Exercise details: Read through the records below and copy each line that uses the word "mandate".

--- START Entries shown ---

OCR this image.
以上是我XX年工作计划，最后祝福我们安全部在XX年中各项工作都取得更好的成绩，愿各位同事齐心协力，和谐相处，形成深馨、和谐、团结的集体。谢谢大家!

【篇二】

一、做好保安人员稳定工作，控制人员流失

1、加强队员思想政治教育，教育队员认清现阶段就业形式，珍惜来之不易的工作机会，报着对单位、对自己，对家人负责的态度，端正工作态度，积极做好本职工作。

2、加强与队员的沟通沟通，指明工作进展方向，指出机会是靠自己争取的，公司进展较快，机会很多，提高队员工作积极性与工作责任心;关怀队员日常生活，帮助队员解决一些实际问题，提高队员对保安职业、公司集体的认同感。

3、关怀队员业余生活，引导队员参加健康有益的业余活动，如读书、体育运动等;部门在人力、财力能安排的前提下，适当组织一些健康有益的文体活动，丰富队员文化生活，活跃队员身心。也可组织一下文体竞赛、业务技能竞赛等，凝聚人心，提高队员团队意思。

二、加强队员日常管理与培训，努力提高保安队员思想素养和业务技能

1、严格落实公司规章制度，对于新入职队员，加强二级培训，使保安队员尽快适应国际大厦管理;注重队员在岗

--- END Entries shown ---
--- START Entries shown ---

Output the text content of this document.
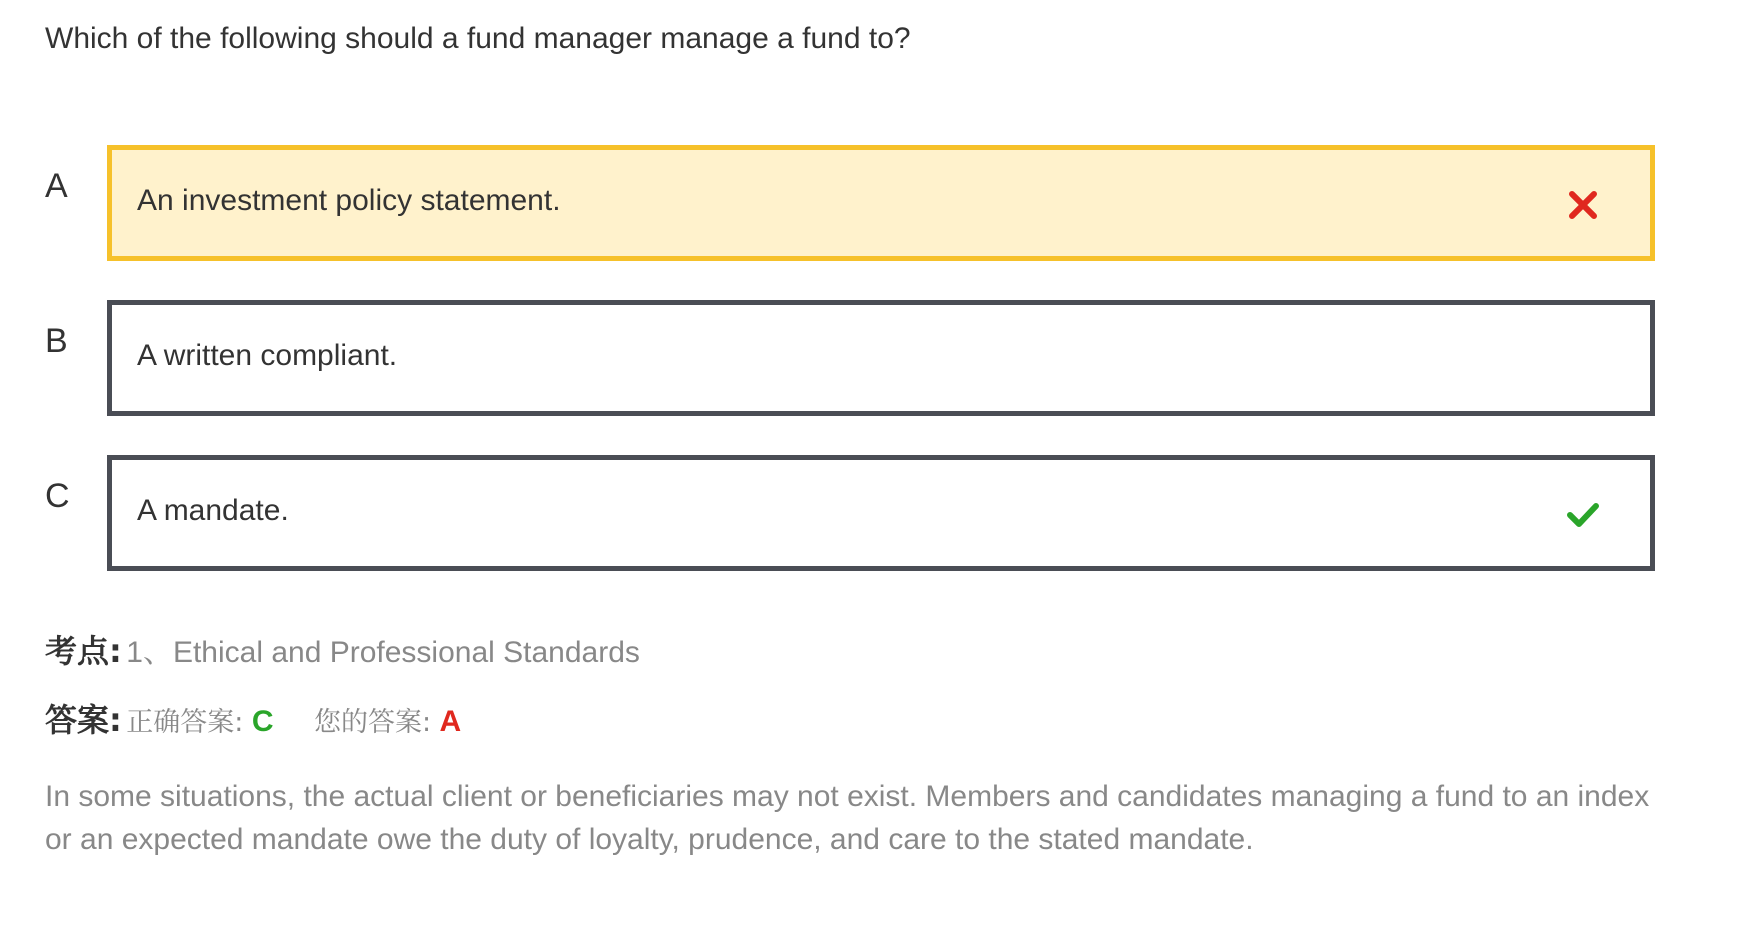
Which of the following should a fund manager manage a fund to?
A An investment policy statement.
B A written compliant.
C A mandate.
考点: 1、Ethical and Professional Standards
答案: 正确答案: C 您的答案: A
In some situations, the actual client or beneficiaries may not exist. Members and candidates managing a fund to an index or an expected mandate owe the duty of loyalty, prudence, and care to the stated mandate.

--- END Entries shown ---

Answer for the task:
C A mandate.
In some situations, the actual client or beneficiaries may not exist. Members and candidates managing a fund to an index or an expected mandate owe the duty of loyalty, prudence, and care to the stated mandate.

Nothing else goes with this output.